-- start of INPUT MATERIAL --
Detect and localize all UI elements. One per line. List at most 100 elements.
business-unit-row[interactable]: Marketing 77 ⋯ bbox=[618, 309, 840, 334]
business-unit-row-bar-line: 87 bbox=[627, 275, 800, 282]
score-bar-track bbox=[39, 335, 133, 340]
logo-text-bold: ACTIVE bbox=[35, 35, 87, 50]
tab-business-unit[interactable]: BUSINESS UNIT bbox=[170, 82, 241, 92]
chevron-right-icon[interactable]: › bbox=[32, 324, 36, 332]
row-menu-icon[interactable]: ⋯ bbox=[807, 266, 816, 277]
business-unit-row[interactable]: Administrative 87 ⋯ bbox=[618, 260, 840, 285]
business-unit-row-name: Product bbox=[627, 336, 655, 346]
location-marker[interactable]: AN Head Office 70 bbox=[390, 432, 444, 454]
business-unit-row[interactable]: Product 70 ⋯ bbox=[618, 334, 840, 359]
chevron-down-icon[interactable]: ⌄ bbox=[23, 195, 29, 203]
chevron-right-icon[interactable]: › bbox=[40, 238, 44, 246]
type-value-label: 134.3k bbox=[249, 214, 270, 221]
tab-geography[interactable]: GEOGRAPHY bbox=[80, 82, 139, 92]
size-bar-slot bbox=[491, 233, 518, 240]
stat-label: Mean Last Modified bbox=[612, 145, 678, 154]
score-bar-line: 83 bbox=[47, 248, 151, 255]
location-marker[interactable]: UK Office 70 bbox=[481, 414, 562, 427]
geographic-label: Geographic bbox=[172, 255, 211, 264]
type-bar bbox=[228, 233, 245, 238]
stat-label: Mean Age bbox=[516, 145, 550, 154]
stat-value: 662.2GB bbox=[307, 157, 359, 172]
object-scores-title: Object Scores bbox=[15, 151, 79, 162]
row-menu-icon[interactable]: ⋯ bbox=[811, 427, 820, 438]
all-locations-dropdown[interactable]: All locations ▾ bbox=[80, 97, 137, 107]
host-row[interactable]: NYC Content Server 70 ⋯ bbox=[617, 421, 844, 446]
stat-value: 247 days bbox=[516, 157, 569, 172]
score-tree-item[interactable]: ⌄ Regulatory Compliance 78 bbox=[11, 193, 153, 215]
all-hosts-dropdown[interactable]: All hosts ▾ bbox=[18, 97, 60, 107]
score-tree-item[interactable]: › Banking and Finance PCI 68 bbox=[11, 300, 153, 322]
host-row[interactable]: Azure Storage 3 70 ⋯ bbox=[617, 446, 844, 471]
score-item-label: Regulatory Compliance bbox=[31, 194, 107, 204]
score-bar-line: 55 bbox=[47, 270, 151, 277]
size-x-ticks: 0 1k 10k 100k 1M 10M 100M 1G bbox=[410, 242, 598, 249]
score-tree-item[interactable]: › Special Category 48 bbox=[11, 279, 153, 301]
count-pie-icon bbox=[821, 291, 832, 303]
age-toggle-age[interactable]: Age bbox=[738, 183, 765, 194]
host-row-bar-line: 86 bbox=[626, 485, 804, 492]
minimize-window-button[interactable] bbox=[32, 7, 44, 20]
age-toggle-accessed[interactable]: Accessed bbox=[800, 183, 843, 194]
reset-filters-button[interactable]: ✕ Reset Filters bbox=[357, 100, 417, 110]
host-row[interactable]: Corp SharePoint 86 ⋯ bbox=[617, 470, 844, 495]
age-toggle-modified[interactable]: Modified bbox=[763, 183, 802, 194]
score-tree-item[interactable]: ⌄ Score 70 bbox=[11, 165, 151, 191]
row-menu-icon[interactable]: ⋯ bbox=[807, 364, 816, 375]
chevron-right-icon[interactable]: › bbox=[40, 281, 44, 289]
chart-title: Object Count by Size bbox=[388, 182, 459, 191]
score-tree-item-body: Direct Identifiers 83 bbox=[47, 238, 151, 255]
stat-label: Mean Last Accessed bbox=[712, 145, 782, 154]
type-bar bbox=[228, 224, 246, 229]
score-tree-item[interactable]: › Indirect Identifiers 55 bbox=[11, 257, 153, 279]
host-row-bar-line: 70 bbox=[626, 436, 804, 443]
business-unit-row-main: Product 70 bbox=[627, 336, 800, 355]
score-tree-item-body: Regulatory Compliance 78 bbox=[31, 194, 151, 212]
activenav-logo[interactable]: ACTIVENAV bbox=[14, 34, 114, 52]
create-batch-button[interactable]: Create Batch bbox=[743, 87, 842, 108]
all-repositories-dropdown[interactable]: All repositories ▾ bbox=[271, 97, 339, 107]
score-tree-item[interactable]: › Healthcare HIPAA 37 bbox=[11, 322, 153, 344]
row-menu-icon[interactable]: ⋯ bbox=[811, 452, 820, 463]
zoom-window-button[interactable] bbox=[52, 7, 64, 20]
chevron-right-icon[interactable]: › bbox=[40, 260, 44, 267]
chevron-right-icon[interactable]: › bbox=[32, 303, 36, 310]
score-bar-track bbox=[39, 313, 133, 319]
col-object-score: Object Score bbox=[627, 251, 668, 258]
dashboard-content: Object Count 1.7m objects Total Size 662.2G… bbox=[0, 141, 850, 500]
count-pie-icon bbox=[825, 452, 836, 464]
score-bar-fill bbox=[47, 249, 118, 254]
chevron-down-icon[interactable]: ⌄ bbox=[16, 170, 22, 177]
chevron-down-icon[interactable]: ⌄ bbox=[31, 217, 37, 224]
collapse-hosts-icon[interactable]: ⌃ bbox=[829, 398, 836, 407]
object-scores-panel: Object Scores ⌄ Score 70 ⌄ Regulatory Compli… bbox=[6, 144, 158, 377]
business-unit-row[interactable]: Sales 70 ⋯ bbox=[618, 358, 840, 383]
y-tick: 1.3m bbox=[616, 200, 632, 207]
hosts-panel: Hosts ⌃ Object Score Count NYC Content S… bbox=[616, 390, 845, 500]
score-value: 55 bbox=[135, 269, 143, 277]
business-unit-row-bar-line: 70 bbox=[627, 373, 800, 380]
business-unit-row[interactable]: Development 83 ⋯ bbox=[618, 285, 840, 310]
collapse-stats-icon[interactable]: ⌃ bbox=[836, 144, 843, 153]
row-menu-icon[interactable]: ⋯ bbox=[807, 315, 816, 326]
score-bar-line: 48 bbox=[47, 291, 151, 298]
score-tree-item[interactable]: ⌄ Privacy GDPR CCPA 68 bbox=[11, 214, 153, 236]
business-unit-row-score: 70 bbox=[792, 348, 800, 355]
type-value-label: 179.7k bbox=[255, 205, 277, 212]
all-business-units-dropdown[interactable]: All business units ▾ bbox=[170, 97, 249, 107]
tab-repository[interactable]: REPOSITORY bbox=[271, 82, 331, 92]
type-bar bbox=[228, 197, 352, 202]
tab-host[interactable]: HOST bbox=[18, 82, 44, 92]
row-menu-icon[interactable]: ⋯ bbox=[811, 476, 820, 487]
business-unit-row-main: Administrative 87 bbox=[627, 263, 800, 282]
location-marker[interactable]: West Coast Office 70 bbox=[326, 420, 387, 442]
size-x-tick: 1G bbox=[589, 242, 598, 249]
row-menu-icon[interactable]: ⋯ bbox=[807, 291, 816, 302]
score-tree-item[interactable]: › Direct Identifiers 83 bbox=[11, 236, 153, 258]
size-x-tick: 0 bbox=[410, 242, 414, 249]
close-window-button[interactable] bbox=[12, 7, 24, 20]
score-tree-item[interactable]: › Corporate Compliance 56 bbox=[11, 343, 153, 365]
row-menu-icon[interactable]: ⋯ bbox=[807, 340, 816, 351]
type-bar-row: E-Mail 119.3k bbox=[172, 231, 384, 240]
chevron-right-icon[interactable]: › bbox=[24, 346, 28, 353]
-- end of INPUT MATERIAL --
• WHAT THE TASK ASKS: Please retype each of the items above line for line, without changing anything.

• WRITTEN REPLY:
Detect and localize all UI elements. One per line. List at most 100 elements.
business-unit-row[interactable]: Marketing 77 ⋯ bbox=[618, 309, 840, 334]
business-unit-row-bar-line: 87 bbox=[627, 275, 800, 282]
score-bar-track bbox=[39, 335, 133, 340]
logo-text-bold: ACTIVE bbox=[35, 35, 87, 50]
tab-business-unit[interactable]: BUSINESS UNIT bbox=[170, 82, 241, 92]
chevron-right-icon[interactable]: › bbox=[32, 324, 36, 332]
row-menu-icon[interactable]: ⋯ bbox=[807, 266, 816, 277]
business-unit-row[interactable]: Administrative 87 ⋯ bbox=[618, 260, 840, 285]
business-unit-row-name: Product bbox=[627, 336, 655, 346]
location-marker[interactable]: AN Head Office 70 bbox=[390, 432, 444, 454]
business-unit-row[interactable]: Product 70 ⋯ bbox=[618, 334, 840, 359]
chevron-down-icon[interactable]: ⌄ bbox=[23, 195, 29, 203]
chevron-right-icon[interactable]: › bbox=[40, 238, 44, 246]
type-value-label: 134.3k bbox=[249, 214, 270, 221]
tab-geography[interactable]: GEOGRAPHY bbox=[80, 82, 139, 92]
size-bar-slot bbox=[491, 233, 518, 240]
stat-label: Mean Last Modified bbox=[612, 145, 678, 154]
score-bar-line: 83 bbox=[47, 248, 151, 255]
location-marker[interactable]: UK Office 70 bbox=[481, 414, 562, 427]
geographic-label: Geographic bbox=[172, 255, 211, 264]
type-bar bbox=[228, 233, 245, 238]
stat-label: Mean Age bbox=[516, 145, 550, 154]
stat-value: 662.2GB bbox=[307, 157, 359, 172]
object-scores-title: Object Scores bbox=[15, 151, 79, 162]
row-menu-icon[interactable]: ⋯ bbox=[811, 427, 820, 438]
all-locations-dropdown[interactable]: All locations ▾ bbox=[80, 97, 137, 107]
host-row[interactable]: NYC Content Server 70 ⋯ bbox=[617, 421, 844, 446]
stat-value: 247 days bbox=[516, 157, 569, 172]
score-tree-item[interactable]: ⌄ Regulatory Compliance 78 bbox=[11, 193, 153, 215]
all-hosts-dropdown[interactable]: All hosts ▾ bbox=[18, 97, 60, 107]
score-tree-item[interactable]: › Banking and Finance PCI 68 bbox=[11, 300, 153, 322]
host-row[interactable]: Azure Storage 3 70 ⋯ bbox=[617, 446, 844, 471]
score-item-label: Regulatory Compliance bbox=[31, 194, 107, 204]
score-bar-line: 55 bbox=[47, 270, 151, 277]
size-x-ticks: 0 1k 10k 100k 1M 10M 100M 1G bbox=[410, 242, 598, 249]
score-tree-item[interactable]: › Special Category 48 bbox=[11, 279, 153, 301]
count-pie-icon bbox=[821, 291, 832, 303]
age-toggle-age[interactable]: Age bbox=[738, 183, 765, 194]
host-row-bar-line: 86 bbox=[626, 485, 804, 492]
minimize-window-button[interactable] bbox=[32, 7, 44, 20]
age-toggle-accessed[interactable]: Accessed bbox=[800, 183, 843, 194]
reset-filters-button[interactable]: ✕ Reset Filters bbox=[357, 100, 417, 110]
host-row[interactable]: Corp SharePoint 86 ⋯ bbox=[617, 470, 844, 495]
age-toggle-modified[interactable]: Modified bbox=[763, 183, 802, 194]
score-tree-item[interactable]: ⌄ Score 70 bbox=[11, 165, 151, 191]
row-menu-icon[interactable]: ⋯ bbox=[807, 364, 816, 375]
chevron-right-icon[interactable]: › bbox=[40, 281, 44, 289]
chart-title: Object Count by Size bbox=[388, 182, 459, 191]
score-tree-item-body: Direct Identifiers 83 bbox=[47, 238, 151, 255]
stat-label: Mean Last Accessed bbox=[712, 145, 782, 154]
type-bar bbox=[228, 224, 246, 229]
score-tree-item[interactable]: › Indirect Identifiers 55 bbox=[11, 257, 153, 279]
host-row-bar-line: 70 bbox=[626, 436, 804, 443]
business-unit-row-main: Product 70 bbox=[627, 336, 800, 355]
score-tree-item-body: Regulatory Compliance 78 bbox=[31, 194, 151, 212]
activenav-logo[interactable]: ACTIVENAV bbox=[14, 34, 114, 52]
create-batch-button[interactable]: Create Batch bbox=[743, 87, 842, 108]
all-repositories-dropdown[interactable]: All repositories ▾ bbox=[271, 97, 339, 107]
score-tree-item[interactable]: › Healthcare HIPAA 37 bbox=[11, 322, 153, 344]
row-menu-icon[interactable]: ⋯ bbox=[811, 452, 820, 463]
zoom-window-button[interactable] bbox=[52, 7, 64, 20]
chevron-right-icon[interactable]: › bbox=[40, 260, 44, 267]
chevron-right-icon[interactable]: › bbox=[32, 303, 36, 310]
score-bar-track bbox=[39, 313, 133, 319]
col-object-score: Object Score bbox=[627, 251, 668, 258]
dashboard-content: Object Count 1.7m objects Total Size 662.2G… bbox=[0, 141, 850, 500]
count-pie-icon bbox=[825, 452, 836, 464]
score-bar-fill bbox=[47, 249, 118, 254]
chevron-down-icon[interactable]: ⌄ bbox=[16, 170, 22, 177]
chevron-down-icon[interactable]: ⌄ bbox=[31, 217, 37, 224]
collapse-hosts-icon[interactable]: ⌃ bbox=[829, 398, 836, 407]
object-scores-panel: Object Scores ⌄ Score 70 ⌄ Regulatory Compli… bbox=[6, 144, 158, 377]
business-unit-row[interactable]: Sales 70 ⋯ bbox=[618, 358, 840, 383]
y-tick: 1.3m bbox=[616, 200, 632, 207]
hosts-panel: Hosts ⌃ Object Score Count NYC Content S… bbox=[616, 390, 845, 500]
score-value: 55 bbox=[135, 269, 143, 277]
business-unit-row-bar-line: 70 bbox=[627, 373, 800, 380]
business-unit-row[interactable]: Development 83 ⋯ bbox=[618, 285, 840, 310]
collapse-stats-icon[interactable]: ⌃ bbox=[836, 144, 843, 153]
row-menu-icon[interactable]: ⋯ bbox=[807, 315, 816, 326]
score-bar-line: 48 bbox=[47, 291, 151, 298]
score-tree-item[interactable]: ⌄ Privacy GDPR CCPA 68 bbox=[11, 214, 153, 236]
business-unit-row-score: 70 bbox=[792, 348, 800, 355]
type-value-label: 179.7k bbox=[255, 205, 277, 212]
all-business-units-dropdown[interactable]: All business units ▾ bbox=[170, 97, 249, 107]
tab-repository[interactable]: REPOSITORY bbox=[271, 82, 331, 92]
type-bar bbox=[228, 197, 352, 202]
tab-host[interactable]: HOST bbox=[18, 82, 44, 92]
row-menu-icon[interactable]: ⋯ bbox=[811, 476, 820, 487]
business-unit-row-main: Administrative 87 bbox=[627, 263, 800, 282]
location-marker[interactable]: West Coast Office 70 bbox=[326, 420, 387, 442]
size-x-tick: 1G bbox=[589, 242, 598, 249]
row-menu-icon[interactable]: ⋯ bbox=[807, 291, 816, 302]
score-tree-item[interactable]: › Direct Identifiers 83 bbox=[11, 236, 153, 258]
size-x-tick: 0 bbox=[410, 242, 414, 249]
close-window-button[interactable] bbox=[12, 7, 24, 20]
score-tree-item[interactable]: › Corporate Compliance 56 bbox=[11, 343, 153, 365]
row-menu-icon[interactable]: ⋯ bbox=[807, 340, 816, 351]
type-bar-row: E-Mail 119.3k bbox=[172, 231, 384, 240]
chevron-right-icon[interactable]: › bbox=[24, 346, 28, 353]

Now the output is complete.